What the task asks
Present the following data again exactly as it is shown.

────────────────────

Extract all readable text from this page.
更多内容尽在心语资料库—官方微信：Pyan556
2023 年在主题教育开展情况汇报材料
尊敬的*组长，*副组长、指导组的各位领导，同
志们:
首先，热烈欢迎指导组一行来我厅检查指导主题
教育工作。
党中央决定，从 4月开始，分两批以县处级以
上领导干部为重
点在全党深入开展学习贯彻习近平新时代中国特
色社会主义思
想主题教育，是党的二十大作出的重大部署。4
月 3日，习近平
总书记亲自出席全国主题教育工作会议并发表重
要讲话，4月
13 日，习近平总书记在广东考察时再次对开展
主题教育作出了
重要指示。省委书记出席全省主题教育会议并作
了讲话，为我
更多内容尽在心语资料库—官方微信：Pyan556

────────────────────

Solution below
Extract all readable text from this page.
更多内容尽在心语资料库—官方微信：Pyan556
2023 年在主题教育开展情况汇报材料
尊敬的*组长，*副组长、指导组的各位领导，同
志们:
首先，热烈欢迎指导组一行来我厅检查指导主题
教育工作。
党中央决定，从 4月开始，分两批以县处级以
上领导干部为重
点在全党深入开展学习贯彻习近平新时代中国特
色社会主义思
想主题教育，是党的二十大作出的重大部署。4
月 3日，习近平
总书记亲自出席全国主题教育工作会议并发表重
要讲话，4月
13 日，习近平总书记在广东考察时再次对开展
主题教育作出了
重要指示。省委书记出席全省主题教育会议并作
了讲话，为我
更多内容尽在心语资料库—官方微信：Pyan556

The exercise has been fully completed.